[Records of where elements appear]
● ● ●
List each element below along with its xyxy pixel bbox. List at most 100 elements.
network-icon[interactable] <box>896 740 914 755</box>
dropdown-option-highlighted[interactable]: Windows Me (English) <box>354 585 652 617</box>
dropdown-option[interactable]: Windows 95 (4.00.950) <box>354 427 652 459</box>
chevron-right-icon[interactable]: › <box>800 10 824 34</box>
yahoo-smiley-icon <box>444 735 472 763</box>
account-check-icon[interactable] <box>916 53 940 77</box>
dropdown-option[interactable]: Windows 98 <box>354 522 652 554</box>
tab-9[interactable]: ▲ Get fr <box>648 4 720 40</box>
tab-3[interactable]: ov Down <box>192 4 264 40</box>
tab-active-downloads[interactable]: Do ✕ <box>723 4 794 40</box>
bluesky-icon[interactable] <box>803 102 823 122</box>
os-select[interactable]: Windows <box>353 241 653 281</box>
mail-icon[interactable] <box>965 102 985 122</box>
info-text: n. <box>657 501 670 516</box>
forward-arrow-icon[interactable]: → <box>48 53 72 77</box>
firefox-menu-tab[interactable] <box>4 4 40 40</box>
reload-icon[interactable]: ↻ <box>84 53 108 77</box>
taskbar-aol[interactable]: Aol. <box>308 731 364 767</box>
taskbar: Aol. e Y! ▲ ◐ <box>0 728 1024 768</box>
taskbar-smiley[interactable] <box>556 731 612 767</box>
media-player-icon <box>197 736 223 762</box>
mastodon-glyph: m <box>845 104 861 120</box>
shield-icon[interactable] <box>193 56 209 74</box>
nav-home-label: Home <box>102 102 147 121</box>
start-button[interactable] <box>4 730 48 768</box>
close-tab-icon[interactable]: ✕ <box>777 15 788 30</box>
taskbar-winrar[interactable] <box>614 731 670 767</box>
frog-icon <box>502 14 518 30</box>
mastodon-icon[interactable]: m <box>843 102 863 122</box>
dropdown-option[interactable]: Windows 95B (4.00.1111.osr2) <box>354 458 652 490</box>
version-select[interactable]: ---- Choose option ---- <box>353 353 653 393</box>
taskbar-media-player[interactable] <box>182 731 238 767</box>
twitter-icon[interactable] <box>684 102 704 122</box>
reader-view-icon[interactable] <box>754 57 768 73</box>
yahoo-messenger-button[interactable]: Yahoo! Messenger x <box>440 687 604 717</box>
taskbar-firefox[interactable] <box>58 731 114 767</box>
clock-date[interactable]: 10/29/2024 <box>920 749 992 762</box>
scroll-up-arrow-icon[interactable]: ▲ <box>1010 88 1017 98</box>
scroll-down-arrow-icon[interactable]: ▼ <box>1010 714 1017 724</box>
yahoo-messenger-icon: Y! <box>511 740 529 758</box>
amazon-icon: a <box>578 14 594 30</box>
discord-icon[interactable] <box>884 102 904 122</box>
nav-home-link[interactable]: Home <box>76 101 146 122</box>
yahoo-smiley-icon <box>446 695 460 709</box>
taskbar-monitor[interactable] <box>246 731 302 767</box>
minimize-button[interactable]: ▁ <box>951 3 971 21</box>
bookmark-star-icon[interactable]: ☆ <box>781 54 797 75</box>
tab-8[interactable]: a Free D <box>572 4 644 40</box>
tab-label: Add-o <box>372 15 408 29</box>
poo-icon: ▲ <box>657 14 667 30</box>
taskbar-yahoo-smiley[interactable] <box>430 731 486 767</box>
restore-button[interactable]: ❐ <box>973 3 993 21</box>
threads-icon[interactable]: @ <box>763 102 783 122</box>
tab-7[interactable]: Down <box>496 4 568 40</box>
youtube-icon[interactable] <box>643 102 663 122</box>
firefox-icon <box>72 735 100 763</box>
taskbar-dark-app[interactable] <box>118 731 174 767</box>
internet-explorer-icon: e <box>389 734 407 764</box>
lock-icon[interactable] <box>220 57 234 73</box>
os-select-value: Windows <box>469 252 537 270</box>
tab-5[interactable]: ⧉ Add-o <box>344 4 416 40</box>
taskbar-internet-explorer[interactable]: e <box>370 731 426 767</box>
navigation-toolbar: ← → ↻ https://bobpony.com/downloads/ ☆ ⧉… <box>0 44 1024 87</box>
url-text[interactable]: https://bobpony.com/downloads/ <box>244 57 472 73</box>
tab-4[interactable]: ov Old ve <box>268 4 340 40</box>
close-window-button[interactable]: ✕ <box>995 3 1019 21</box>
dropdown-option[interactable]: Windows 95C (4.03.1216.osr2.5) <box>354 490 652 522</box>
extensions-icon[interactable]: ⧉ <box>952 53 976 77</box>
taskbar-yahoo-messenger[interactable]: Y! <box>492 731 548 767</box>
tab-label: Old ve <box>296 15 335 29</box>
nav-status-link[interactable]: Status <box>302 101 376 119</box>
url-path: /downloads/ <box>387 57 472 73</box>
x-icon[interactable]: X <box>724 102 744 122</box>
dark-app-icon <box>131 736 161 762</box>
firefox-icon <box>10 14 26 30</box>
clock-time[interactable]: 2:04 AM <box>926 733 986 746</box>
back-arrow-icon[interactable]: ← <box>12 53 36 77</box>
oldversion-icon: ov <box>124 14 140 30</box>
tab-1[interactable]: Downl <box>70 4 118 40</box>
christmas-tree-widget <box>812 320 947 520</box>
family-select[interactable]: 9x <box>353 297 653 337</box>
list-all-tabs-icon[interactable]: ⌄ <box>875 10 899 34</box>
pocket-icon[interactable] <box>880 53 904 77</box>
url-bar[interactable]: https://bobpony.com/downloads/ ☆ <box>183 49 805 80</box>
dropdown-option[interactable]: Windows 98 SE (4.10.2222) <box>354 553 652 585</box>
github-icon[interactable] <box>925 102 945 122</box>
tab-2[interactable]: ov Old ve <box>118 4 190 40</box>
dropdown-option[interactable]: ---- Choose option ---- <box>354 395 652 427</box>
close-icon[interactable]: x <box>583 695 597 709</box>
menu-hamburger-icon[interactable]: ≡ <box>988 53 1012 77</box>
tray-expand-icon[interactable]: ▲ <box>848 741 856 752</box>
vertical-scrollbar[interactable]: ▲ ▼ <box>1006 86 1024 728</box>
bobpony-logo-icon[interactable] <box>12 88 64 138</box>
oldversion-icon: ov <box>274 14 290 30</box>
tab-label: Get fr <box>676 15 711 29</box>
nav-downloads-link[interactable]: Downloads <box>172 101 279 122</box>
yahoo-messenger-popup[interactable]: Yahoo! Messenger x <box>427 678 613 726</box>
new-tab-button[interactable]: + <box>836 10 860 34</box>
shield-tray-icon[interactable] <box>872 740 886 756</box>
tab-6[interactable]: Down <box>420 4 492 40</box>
● ● ●
WORK INSTRUCTIONS:
Starting at the first line and stopping after the line that contains "mastodon-glyph: m <box>845 104 861 120</box>", rewrite the lines with "interactable" changed to "clickable" and everything else kept the same.

THE OUTPUT:
List each element below along with its xyxy pixel bbox. List at most 100 elements.
network-icon[clickable] <box>896 740 914 755</box>
dropdown-option-highlighted[clickable]: Windows Me (English) <box>354 585 652 617</box>
dropdown-option[clickable]: Windows 95 (4.00.950) <box>354 427 652 459</box>
chevron-right-icon[clickable]: › <box>800 10 824 34</box>
yahoo-smiley-icon <box>444 735 472 763</box>
account-check-icon[clickable] <box>916 53 940 77</box>
dropdown-option[clickable]: Windows 98 <box>354 522 652 554</box>
tab-9[clickable]: ▲ Get fr <box>648 4 720 40</box>
tab-3[clickable]: ov Down <box>192 4 264 40</box>
tab-active-downloads[clickable]: Do ✕ <box>723 4 794 40</box>
bluesky-icon[clickable] <box>803 102 823 122</box>
os-select[clickable]: Windows <box>353 241 653 281</box>
mail-icon[clickable] <box>965 102 985 122</box>
info-text: n. <box>657 501 670 516</box>
forward-arrow-icon[clickable]: → <box>48 53 72 77</box>
firefox-menu-tab[clickable] <box>4 4 40 40</box>
reload-icon[clickable]: ↻ <box>84 53 108 77</box>
taskbar-aol[clickable]: Aol. <box>308 731 364 767</box>
taskbar: Aol. e Y! ▲ ◐ <box>0 728 1024 768</box>
taskbar-smiley[clickable] <box>556 731 612 767</box>
media-player-icon <box>197 736 223 762</box>
mastodon-glyph: m <box>845 104 861 120</box>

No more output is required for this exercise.